▶ _RECORDS PROVIDED_
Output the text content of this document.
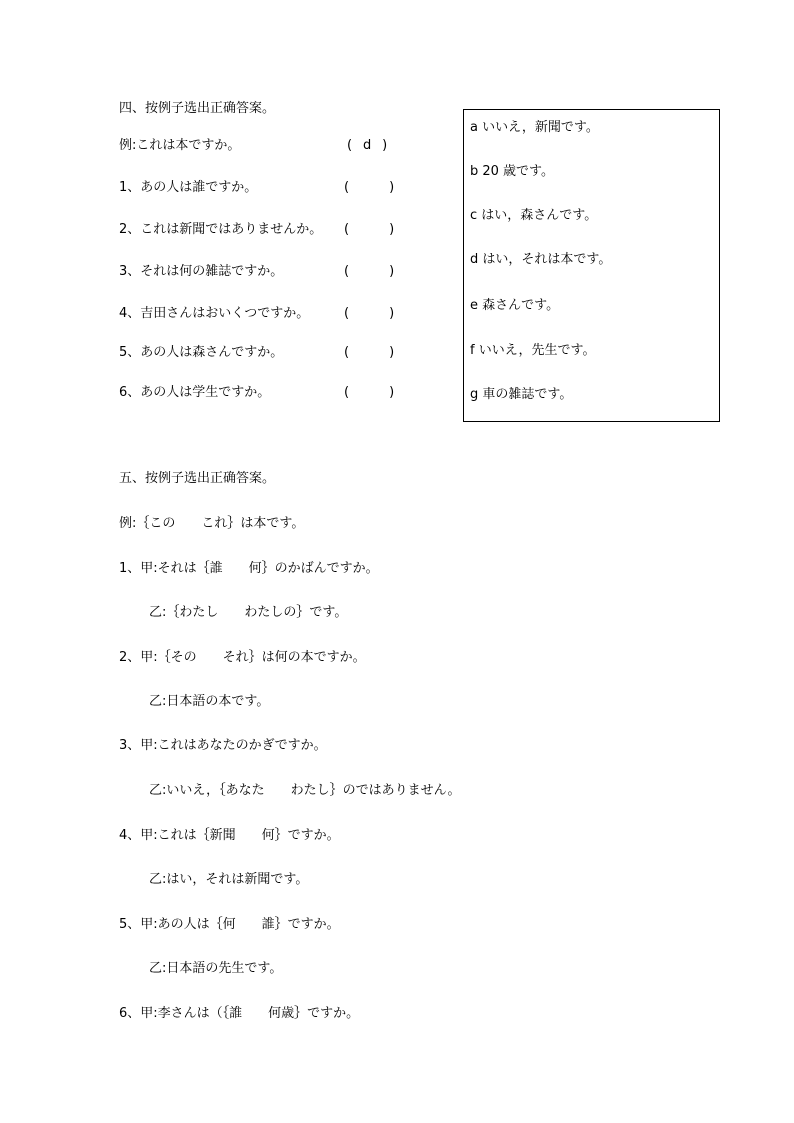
四、按例子选出正确答案。
例:これは本ですか。	( d )
1、あの人は誰ですか。	(	)
2、これは新聞ではありませんか。 (	)
3、それは何の雑誌ですか。	(	)
4、吉田さんはおいくつですか。	(	)
5、あの人は森さんですか。	(	)
6、あの人は学生ですか。	(	)
a いいえ，新聞です。
b 20 歳です。
c はい，森さんです。
d はい，それは本です。
e 森さんです。
f いいえ，先生です。
g 車の雑誌です。
五、按例子选出正确答案。
例:｛この これ｝は本です。
1、甲:それは｛誰 何｝のかばんですか。
乙:｛わたし わたしの｝です。
2、甲:｛その それ｝は何の本ですか。
乙:日本語の本です。
3、甲:これはあなたのかぎですか。
乙:いいえ，｛あなた わたし｝のではありません。
4、甲:これは｛新聞 何｝ですか。
乙:はい，それは新聞です。
5、甲:あの人は｛何 誰｝ですか。
乙:日本語の先生です。
6、甲:李さんは（｛誰 何歳｝ですか。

▶ _WHAT YOU NEED TO DO_
Copy every line of the data word for word, omitting the images.

▶ _THE REPLY_
Output the text content of this document.
四、按例子选出正确答案。
例:これは本ですか。	( d )
1、あの人は誰ですか。	(	)
2、これは新聞ではありませんか。 (	)
3、それは何の雑誌ですか。	(	)
4、吉田さんはおいくつですか。	(	)
5、あの人は森さんですか。	(	)
6、あの人は学生ですか。	(	)
a いいえ，新聞です。
b 20 歳です。
c はい，森さんです。
d はい，それは本です。
e 森さんです。
f いいえ，先生です。
g 車の雑誌です。
五、按例子选出正确答案。
例:｛この これ｝は本です。
1、甲:それは｛誰 何｝のかばんですか。
乙:｛わたし わたしの｝です。
2、甲:｛その それ｝は何の本ですか。
乙:日本語の本です。
3、甲:これはあなたのかぎですか。
乙:いいえ，｛あなた わたし｝のではありません。
4、甲:これは｛新聞 何｝ですか。
乙:はい，それは新聞です。
5、甲:あの人は｛何 誰｝ですか。
乙:日本語の先生です。
6、甲:李さんは（｛誰 何歳｝ですか。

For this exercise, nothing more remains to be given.